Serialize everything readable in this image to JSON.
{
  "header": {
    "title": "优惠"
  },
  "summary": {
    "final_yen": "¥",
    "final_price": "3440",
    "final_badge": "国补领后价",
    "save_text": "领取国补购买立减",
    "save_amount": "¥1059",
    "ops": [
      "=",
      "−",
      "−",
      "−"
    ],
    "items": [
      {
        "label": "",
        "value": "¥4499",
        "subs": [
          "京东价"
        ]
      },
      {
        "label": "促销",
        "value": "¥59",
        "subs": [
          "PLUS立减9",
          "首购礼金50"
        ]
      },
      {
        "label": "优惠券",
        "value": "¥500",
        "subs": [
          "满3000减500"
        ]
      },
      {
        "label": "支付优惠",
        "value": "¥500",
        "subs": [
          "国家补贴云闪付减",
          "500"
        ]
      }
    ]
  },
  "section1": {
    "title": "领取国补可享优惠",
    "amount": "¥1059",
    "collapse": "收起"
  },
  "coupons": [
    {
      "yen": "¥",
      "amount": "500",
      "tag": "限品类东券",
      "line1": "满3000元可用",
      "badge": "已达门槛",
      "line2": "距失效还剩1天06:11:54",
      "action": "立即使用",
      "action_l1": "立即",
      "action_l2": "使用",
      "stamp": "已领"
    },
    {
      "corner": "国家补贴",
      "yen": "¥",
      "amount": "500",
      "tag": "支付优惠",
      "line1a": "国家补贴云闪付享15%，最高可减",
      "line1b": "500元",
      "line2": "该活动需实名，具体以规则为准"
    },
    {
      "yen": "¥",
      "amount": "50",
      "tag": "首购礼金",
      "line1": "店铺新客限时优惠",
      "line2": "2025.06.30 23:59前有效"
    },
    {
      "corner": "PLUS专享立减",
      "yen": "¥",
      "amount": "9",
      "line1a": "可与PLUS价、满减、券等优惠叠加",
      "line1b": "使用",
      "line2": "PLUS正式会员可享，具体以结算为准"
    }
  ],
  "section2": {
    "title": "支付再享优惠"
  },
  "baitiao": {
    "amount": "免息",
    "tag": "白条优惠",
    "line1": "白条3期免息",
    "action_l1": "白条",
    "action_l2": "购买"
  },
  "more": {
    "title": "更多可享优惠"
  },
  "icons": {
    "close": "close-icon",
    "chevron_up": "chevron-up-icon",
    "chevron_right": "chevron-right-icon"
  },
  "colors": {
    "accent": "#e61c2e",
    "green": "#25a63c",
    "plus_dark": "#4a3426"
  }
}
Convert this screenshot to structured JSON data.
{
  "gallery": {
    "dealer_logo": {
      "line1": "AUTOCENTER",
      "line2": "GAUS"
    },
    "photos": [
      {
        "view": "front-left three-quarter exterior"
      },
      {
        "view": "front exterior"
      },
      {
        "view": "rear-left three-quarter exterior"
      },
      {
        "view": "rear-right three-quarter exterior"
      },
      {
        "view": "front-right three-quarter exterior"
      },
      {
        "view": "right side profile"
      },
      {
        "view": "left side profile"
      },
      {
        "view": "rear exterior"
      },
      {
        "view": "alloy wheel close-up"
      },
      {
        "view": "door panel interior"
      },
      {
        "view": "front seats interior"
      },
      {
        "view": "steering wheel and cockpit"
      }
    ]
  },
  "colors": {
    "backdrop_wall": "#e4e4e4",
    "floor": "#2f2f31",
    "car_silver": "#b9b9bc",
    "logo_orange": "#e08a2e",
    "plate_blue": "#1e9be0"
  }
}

### Problem statement
Write out all the lines again, exactly as they are.

### Correct output
Serialize everything readable in this image to JSON.
{
  "header": {
    "title": "优惠"
  },
  "summary": {
    "final_yen": "¥",
    "final_price": "3440",
    "final_badge": "国补领后价",
    "save_text": "领取国补购买立减",
    "save_amount": "¥1059",
    "ops": [
      "=",
      "−",
      "−",
      "−"
    ],
    "items": [
      {
        "label": "",
        "value": "¥4499",
        "subs": [
          "京东价"
        ]
      },
      {
        "label": "促销",
        "value": "¥59",
        "subs": [
          "PLUS立减9",
          "首购礼金50"
        ]
      },
      {
        "label": "优惠券",
        "value": "¥500",
        "subs": [
          "满3000减500"
        ]
      },
      {
        "label": "支付优惠",
        "value": "¥500",
        "subs": [
          "国家补贴云闪付减",
          "500"
        ]
      }
    ]
  },
  "section1": {
    "title": "领取国补可享优惠",
    "amount": "¥1059",
    "collapse": "收起"
  },
  "coupons": [
    {
      "yen": "¥",
      "amount": "500",
      "tag": "限品类东券",
      "line1": "满3000元可用",
      "badge": "已达门槛",
      "line2": "距失效还剩1天06:11:54",
      "action": "立即使用",
      "action_l1": "立即",
      "action_l2": "使用",
      "stamp": "已领"
    },
    {
      "corner": "国家补贴",
      "yen": "¥",
      "amount": "500",
      "tag": "支付优惠",
      "line1a": "国家补贴云闪付享15%，最高可减",
      "line1b": "500元",
      "line2": "该活动需实名，具体以规则为准"
    },
    {
      "yen": "¥",
      "amount": "50",
      "tag": "首购礼金",
      "line1": "店铺新客限时优惠",
      "line2": "2025.06.30 23:59前有效"
    },
    {
      "corner": "PLUS专享立减",
      "yen": "¥",
      "amount": "9",
      "line1a": "可与PLUS价、满减、券等优惠叠加",
      "line1b": "使用",
      "line2": "PLUS正式会员可享，具体以结算为准"
    }
  ],
  "section2": {
    "title": "支付再享优惠"
  },
  "baitiao": {
    "amount": "免息",
    "tag": "白条优惠",
    "line1": "白条3期免息",
    "action_l1": "白条",
    "action_l2": "购买"
  },
  "more": {
    "title": "更多可享优惠"
  },
  "icons": {
    "close": "close-icon",
    "chevron_up": "chevron-up-icon",
    "chevron_right": "chevron-right-icon"
  },
  "colors": {
    "accent": "#e61c2e",
    "green": "#25a63c",
    "plus_dark": "#4a3426"
  }
}
Convert this screenshot to structured JSON data.
{
  "gallery": {
    "dealer_logo": {
      "line1": "AUTOCENTER",
      "line2": "GAUS"
    },
    "photos": [
      {
        "view": "front-left three-quarter exterior"
      },
      {
        "view": "front exterior"
      },
      {
        "view": "rear-left three-quarter exterior"
      },
      {
        "view": "rear-right three-quarter exterior"
      },
      {
        "view": "front-right three-quarter exterior"
      },
      {
        "view": "right side profile"
      },
      {
        "view": "left side profile"
      },
      {
        "view": "rear exterior"
      },
      {
        "view": "alloy wheel close-up"
      },
      {
        "view": "door panel interior"
      },
      {
        "view": "front seats interior"
      },
      {
        "view": "steering wheel and cockpit"
      }
    ]
  },
  "colors": {
    "backdrop_wall": "#e4e4e4",
    "floor": "#2f2f31",
    "car_silver": "#b9b9bc",
    "logo_orange": "#e08a2e",
    "plate_blue": "#1e9be0"
  }
}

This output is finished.